__AIM__
Copy each line of the material below that includes the string "screenshot".
START RAW DATA
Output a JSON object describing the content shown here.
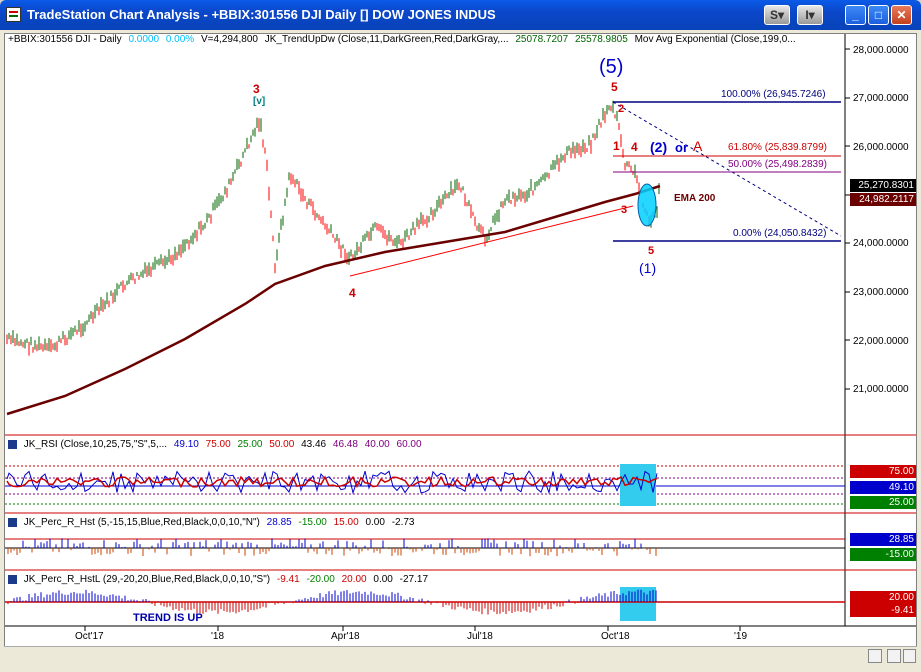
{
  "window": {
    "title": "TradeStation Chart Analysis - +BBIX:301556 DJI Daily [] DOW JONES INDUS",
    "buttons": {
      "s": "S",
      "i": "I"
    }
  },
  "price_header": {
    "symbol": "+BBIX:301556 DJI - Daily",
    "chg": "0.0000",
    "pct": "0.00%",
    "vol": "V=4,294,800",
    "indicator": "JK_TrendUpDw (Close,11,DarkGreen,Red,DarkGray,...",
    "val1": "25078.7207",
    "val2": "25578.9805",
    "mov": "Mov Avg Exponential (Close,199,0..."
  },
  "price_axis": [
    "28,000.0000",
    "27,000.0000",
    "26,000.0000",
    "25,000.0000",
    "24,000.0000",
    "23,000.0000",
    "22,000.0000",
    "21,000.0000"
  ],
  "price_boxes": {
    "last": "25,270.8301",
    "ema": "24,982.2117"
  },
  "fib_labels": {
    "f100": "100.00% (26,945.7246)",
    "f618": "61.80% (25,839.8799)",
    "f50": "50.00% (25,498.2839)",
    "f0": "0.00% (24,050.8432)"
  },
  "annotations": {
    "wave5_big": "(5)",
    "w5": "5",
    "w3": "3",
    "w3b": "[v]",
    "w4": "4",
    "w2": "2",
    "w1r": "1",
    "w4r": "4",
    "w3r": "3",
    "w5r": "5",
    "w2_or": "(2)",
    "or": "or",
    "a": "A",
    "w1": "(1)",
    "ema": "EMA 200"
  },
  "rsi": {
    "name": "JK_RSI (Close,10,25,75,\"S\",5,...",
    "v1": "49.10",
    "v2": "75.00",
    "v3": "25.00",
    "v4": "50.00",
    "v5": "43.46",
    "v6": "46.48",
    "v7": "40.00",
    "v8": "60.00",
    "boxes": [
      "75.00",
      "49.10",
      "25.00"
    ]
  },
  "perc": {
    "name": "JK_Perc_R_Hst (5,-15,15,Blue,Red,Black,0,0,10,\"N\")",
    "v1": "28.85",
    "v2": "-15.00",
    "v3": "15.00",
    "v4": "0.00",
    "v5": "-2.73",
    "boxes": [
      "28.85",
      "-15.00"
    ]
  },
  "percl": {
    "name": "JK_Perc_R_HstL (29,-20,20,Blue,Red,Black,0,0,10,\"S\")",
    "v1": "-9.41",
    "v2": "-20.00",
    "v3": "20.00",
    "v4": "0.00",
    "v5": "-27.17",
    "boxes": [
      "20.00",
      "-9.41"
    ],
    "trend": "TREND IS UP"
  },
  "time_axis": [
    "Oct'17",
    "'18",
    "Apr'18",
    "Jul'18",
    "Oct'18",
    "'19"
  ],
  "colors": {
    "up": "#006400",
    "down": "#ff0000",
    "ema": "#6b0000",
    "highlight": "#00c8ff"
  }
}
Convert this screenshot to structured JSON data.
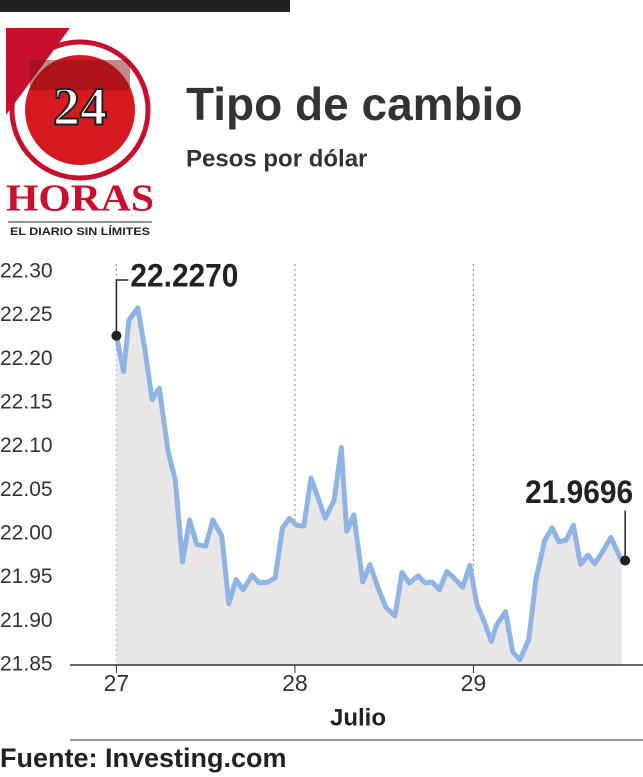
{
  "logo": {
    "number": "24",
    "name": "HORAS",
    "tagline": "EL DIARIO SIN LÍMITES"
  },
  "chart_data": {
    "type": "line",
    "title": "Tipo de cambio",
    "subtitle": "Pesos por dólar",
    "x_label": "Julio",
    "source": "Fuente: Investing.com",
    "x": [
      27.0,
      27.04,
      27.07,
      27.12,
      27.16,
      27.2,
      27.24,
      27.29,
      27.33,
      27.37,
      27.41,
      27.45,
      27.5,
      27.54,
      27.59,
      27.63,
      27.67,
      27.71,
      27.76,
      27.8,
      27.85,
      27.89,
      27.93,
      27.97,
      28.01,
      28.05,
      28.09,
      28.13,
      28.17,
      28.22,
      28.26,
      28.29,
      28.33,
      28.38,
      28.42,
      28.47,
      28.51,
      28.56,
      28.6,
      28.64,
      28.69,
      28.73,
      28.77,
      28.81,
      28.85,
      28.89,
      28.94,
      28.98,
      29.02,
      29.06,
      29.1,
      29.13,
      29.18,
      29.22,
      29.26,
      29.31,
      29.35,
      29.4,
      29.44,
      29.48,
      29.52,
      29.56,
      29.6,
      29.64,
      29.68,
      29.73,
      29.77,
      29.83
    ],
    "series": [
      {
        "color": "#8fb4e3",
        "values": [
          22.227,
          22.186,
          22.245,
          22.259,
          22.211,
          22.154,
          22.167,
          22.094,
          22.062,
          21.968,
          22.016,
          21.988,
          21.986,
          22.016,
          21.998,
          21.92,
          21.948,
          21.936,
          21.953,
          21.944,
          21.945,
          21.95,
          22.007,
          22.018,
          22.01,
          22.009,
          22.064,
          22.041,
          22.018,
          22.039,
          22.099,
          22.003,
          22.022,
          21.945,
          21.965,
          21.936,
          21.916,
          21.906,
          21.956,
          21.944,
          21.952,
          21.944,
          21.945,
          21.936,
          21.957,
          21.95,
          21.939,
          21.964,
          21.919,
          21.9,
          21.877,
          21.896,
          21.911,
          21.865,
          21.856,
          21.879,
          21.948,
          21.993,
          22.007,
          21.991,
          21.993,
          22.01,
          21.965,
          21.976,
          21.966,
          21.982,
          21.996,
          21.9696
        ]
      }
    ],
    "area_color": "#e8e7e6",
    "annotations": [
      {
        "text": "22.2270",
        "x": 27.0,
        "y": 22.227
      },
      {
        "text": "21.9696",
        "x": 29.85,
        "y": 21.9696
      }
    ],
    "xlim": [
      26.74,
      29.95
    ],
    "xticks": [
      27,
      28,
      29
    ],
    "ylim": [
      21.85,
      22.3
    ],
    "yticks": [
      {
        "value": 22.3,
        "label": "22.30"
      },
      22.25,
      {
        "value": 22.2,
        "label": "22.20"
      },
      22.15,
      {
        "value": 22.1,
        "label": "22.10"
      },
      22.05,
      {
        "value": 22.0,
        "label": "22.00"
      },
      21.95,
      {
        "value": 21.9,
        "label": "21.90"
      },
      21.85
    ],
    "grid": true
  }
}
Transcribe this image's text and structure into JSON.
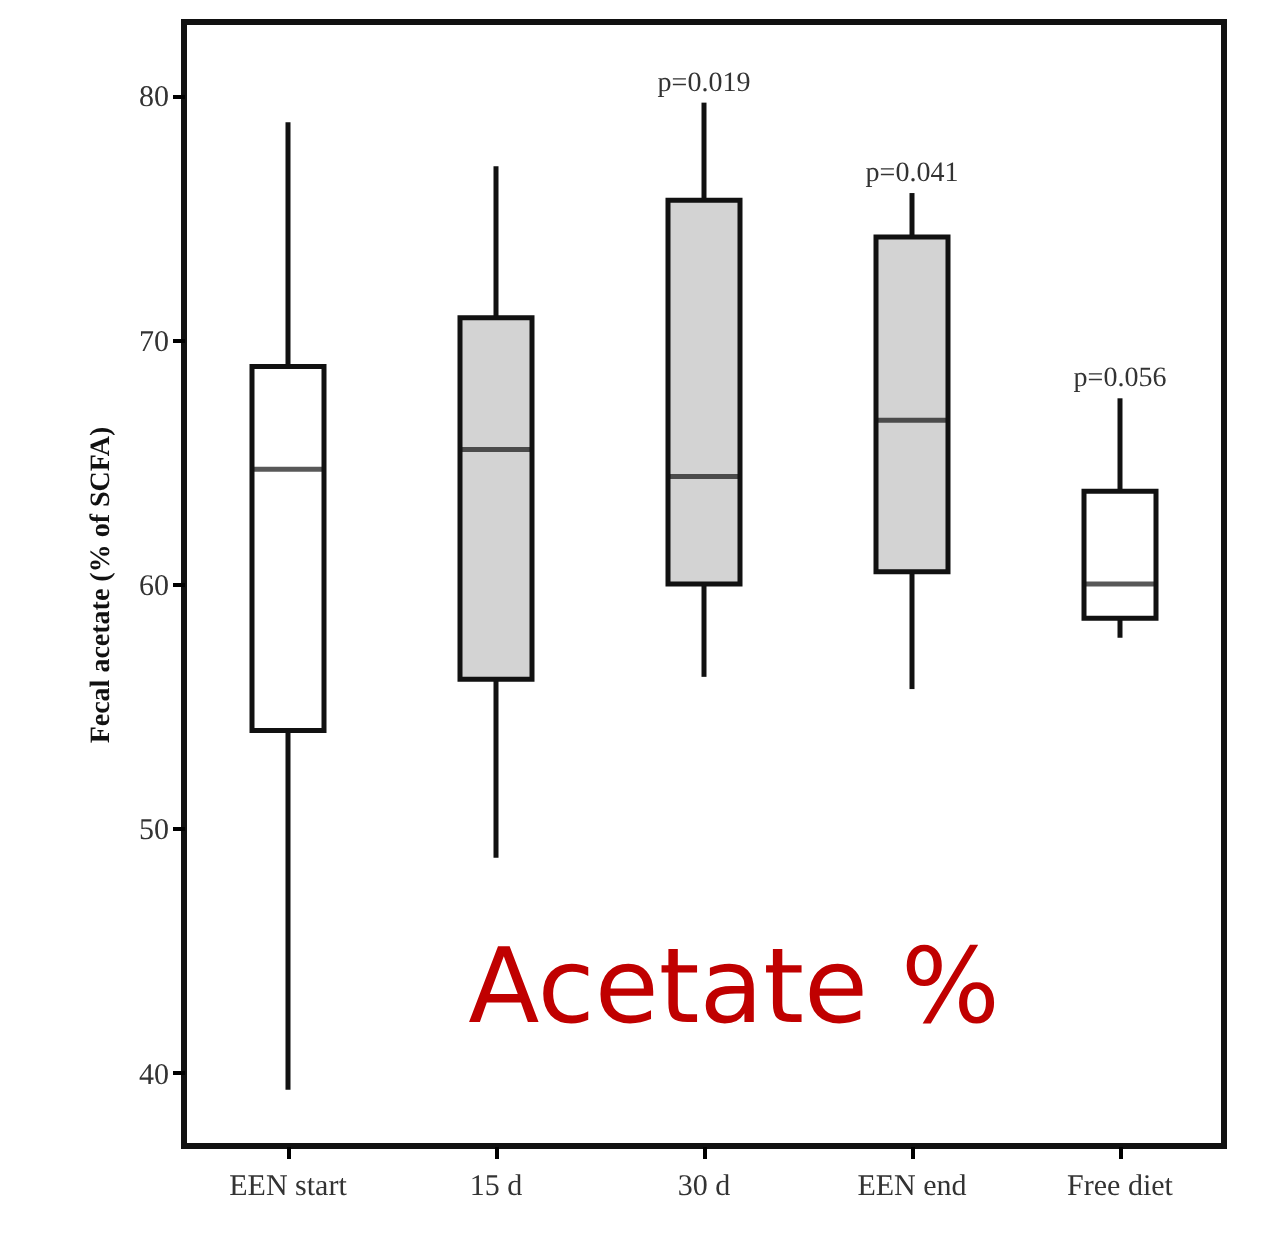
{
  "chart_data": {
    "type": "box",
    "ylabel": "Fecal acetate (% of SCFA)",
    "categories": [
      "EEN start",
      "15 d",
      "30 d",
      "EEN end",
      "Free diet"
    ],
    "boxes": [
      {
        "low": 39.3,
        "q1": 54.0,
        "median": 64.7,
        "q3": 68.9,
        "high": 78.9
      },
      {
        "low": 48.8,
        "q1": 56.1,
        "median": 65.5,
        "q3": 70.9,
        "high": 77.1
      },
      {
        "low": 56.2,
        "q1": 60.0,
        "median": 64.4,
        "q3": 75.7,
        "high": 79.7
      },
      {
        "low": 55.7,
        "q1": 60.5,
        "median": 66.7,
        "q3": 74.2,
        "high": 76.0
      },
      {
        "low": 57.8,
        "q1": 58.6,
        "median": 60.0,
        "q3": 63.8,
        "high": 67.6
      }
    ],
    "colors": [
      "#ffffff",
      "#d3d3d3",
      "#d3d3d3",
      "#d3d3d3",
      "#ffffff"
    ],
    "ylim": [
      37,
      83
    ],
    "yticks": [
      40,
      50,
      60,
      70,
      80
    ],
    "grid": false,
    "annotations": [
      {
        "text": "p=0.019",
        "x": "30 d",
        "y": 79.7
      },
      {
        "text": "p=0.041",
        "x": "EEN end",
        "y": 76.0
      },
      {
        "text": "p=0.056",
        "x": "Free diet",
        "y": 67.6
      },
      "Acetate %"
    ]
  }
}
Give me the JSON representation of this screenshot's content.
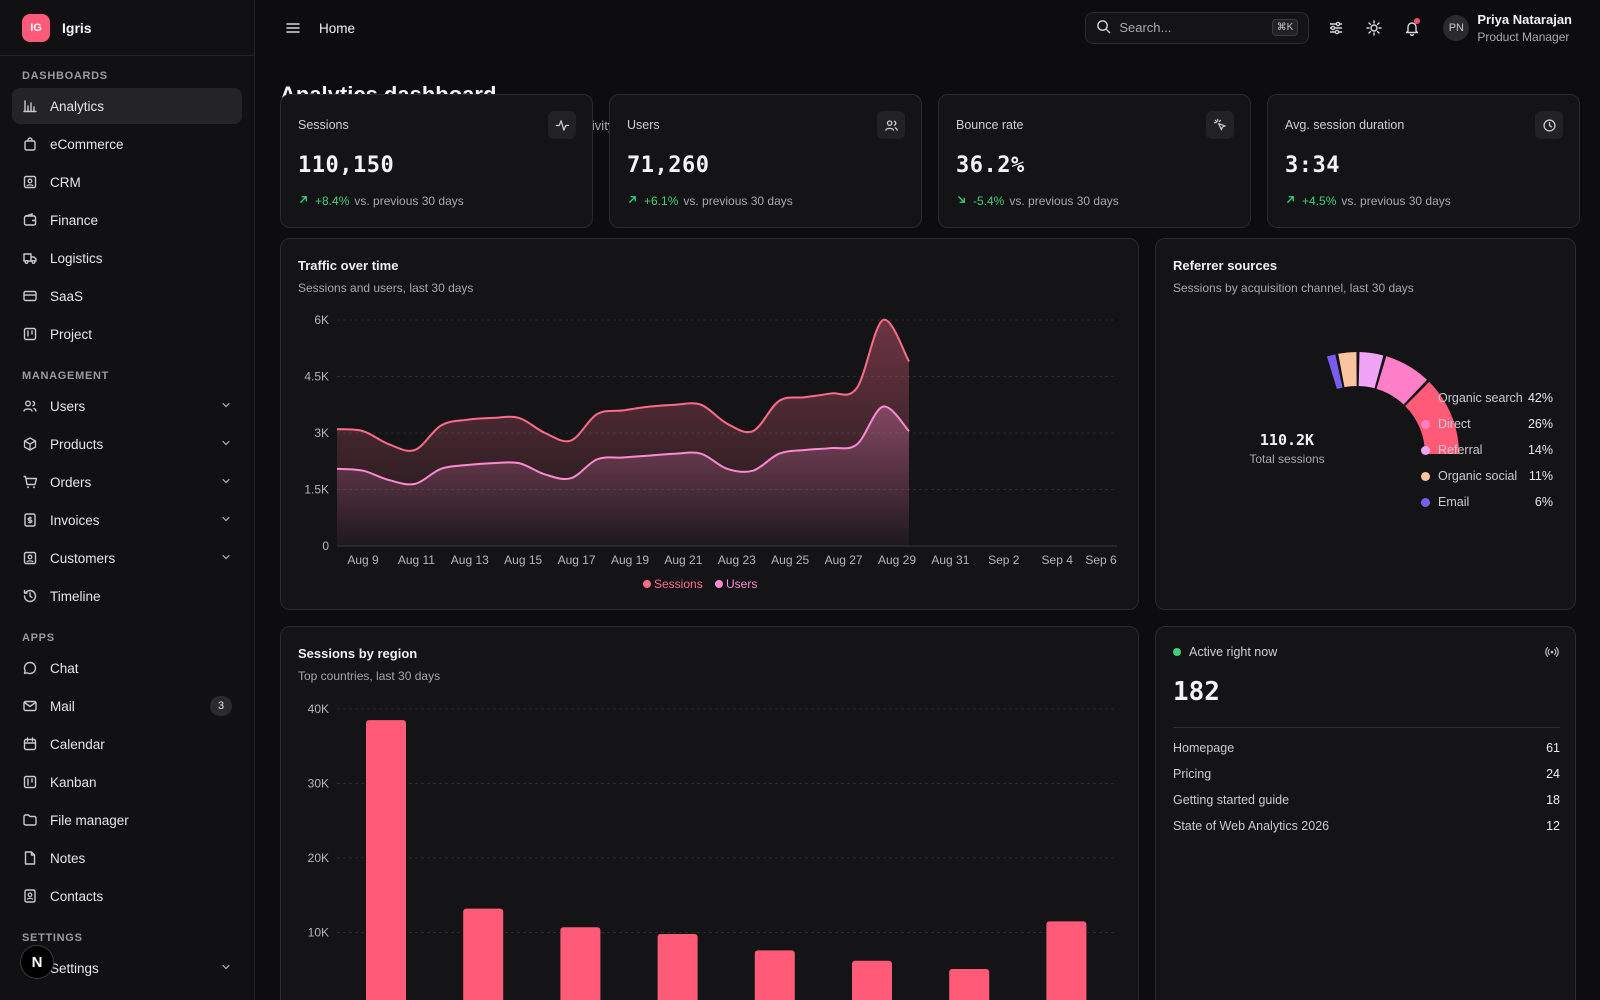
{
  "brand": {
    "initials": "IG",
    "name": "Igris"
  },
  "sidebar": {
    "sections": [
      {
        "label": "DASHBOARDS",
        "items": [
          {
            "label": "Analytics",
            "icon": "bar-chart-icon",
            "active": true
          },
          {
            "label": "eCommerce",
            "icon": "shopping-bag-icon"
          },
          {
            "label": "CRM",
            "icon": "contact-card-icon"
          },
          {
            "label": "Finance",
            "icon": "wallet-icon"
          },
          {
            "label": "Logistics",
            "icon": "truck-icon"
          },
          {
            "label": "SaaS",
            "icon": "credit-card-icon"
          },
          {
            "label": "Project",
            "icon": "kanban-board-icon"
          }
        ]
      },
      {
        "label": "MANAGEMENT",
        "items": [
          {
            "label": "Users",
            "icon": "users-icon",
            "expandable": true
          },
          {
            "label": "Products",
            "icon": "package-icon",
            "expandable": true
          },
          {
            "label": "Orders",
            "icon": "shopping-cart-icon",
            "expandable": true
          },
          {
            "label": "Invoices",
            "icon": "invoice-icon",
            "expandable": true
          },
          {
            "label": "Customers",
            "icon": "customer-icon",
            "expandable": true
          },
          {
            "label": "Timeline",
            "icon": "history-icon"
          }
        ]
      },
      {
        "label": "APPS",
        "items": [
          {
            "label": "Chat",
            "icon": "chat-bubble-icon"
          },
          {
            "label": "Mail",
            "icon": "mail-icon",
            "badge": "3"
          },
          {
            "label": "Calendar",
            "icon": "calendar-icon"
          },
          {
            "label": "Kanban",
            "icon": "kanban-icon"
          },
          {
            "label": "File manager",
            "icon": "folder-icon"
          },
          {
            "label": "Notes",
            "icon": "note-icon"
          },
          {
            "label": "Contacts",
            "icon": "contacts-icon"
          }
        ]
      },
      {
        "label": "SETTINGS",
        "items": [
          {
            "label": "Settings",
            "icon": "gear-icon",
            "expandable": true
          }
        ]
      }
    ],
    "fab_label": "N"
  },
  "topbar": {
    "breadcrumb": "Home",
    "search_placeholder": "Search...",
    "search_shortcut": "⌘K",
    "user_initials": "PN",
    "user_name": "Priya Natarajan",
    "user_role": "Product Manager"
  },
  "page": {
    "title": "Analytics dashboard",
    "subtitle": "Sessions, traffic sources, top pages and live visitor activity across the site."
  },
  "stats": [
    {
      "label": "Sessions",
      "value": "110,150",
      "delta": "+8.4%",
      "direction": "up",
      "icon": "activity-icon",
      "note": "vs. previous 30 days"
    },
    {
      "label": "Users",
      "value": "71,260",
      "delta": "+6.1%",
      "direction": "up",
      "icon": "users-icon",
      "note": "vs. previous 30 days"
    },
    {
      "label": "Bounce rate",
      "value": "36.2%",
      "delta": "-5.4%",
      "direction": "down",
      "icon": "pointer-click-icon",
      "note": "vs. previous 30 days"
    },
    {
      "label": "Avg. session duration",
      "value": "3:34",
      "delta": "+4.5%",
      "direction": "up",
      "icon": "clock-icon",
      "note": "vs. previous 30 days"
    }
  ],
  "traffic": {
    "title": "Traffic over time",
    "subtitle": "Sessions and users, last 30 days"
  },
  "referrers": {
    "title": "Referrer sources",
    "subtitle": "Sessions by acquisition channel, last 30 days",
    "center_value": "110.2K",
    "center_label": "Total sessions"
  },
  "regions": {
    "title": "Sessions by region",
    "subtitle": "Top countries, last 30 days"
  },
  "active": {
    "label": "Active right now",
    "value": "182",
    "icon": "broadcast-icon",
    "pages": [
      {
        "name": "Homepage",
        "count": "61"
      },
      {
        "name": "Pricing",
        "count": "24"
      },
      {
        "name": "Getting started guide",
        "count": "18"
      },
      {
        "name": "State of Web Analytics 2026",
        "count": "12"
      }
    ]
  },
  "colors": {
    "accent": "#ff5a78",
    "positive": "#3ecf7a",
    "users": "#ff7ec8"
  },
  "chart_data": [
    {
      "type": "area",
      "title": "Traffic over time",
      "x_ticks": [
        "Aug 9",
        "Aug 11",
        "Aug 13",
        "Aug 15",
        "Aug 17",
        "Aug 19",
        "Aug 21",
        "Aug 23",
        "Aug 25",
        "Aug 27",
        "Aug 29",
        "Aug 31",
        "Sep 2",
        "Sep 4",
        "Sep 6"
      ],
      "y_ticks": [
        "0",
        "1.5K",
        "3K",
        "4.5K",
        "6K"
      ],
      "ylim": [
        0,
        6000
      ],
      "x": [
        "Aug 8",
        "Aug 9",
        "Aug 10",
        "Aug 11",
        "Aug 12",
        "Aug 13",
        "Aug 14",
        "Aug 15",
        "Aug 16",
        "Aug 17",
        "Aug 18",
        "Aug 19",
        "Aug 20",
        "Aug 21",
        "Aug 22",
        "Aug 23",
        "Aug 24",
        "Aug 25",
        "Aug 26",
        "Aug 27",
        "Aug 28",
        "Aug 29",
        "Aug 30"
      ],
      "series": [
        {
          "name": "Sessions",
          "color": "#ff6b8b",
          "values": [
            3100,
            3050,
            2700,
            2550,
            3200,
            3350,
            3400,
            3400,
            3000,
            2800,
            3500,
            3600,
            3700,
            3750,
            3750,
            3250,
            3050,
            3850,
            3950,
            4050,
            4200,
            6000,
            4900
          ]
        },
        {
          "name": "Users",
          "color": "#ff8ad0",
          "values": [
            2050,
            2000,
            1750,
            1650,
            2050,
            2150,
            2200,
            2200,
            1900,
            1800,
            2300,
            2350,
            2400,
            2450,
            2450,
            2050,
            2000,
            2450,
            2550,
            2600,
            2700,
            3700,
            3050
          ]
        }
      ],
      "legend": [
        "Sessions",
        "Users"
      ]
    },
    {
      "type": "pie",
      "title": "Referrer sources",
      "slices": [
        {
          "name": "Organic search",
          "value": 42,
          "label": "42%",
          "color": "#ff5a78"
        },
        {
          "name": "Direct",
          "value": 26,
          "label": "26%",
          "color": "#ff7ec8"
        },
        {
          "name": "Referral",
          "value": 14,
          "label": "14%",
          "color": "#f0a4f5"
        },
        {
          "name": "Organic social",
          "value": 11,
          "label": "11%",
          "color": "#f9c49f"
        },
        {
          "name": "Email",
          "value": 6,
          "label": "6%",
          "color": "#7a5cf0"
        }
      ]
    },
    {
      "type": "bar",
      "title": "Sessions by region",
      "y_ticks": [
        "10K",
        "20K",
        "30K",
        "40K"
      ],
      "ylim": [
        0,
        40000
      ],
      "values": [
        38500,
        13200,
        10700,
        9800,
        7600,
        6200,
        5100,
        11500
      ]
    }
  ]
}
END RAW DATA
__SOLUTION TO THE EXERCISE__
Convert this screenshot to structured JSON data.
Give me the JSON representation of this screenshot's content.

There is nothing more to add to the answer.